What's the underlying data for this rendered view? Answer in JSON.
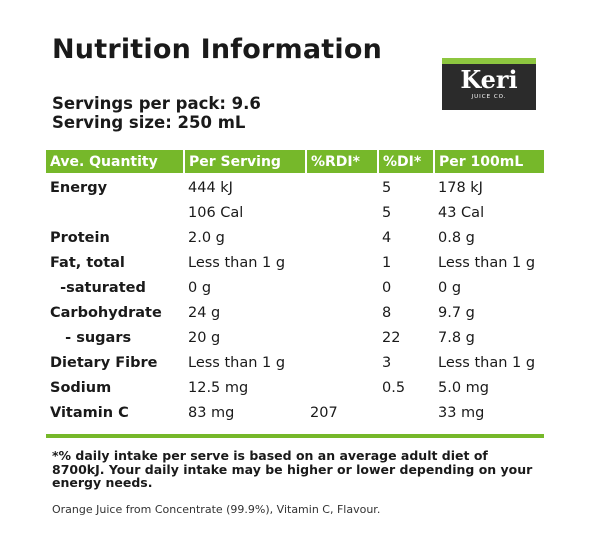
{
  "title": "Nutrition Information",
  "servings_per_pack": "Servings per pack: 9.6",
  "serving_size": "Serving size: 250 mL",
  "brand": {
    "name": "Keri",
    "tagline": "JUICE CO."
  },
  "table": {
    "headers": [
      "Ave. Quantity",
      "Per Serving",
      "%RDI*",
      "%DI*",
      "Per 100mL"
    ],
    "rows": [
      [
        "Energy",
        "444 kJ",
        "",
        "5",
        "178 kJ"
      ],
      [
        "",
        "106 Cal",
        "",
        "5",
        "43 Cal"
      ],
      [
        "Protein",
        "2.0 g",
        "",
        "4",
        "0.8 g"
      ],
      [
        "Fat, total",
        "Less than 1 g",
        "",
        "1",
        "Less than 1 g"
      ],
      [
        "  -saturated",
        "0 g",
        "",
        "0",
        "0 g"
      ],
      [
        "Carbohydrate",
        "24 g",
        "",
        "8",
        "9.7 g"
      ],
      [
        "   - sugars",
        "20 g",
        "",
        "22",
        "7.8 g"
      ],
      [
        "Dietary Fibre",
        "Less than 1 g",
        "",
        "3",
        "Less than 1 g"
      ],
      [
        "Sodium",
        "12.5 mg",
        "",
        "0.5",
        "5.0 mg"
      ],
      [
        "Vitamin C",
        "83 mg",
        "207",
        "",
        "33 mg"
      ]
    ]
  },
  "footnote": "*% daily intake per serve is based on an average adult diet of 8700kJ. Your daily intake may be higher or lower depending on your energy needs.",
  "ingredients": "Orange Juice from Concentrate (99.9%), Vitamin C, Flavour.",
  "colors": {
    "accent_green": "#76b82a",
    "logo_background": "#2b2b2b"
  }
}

━━━━━━━━

Repeat the listing word for word, but without its pictures.

What's the underlying data for this rendered view? Answer in JSON.
{
  "title": "Nutrition Information",
  "servings_per_pack": "Servings per pack: 9.6",
  "serving_size": "Serving size: 250 mL",
  "brand": {
    "name": "Keri",
    "tagline": "JUICE CO."
  },
  "table": {
    "headers": [
      "Ave. Quantity",
      "Per Serving",
      "%RDI*",
      "%DI*",
      "Per 100mL"
    ],
    "rows": [
      [
        "Energy",
        "444 kJ",
        "",
        "5",
        "178 kJ"
      ],
      [
        "",
        "106 Cal",
        "",
        "5",
        "43 Cal"
      ],
      [
        "Protein",
        "2.0 g",
        "",
        "4",
        "0.8 g"
      ],
      [
        "Fat, total",
        "Less than 1 g",
        "",
        "1",
        "Less than 1 g"
      ],
      [
        "  -saturated",
        "0 g",
        "",
        "0",
        "0 g"
      ],
      [
        "Carbohydrate",
        "24 g",
        "",
        "8",
        "9.7 g"
      ],
      [
        "   - sugars",
        "20 g",
        "",
        "22",
        "7.8 g"
      ],
      [
        "Dietary Fibre",
        "Less than 1 g",
        "",
        "3",
        "Less than 1 g"
      ],
      [
        "Sodium",
        "12.5 mg",
        "",
        "0.5",
        "5.0 mg"
      ],
      [
        "Vitamin C",
        "83 mg",
        "207",
        "",
        "33 mg"
      ]
    ]
  },
  "footnote": "*% daily intake per serve is based on an average adult diet of 8700kJ. Your daily intake may be higher or lower depending on your energy needs.",
  "ingredients": "Orange Juice from Concentrate (99.9%), Vitamin C, Flavour.",
  "colors": {
    "accent_green": "#76b82a",
    "logo_background": "#2b2b2b"
  }
}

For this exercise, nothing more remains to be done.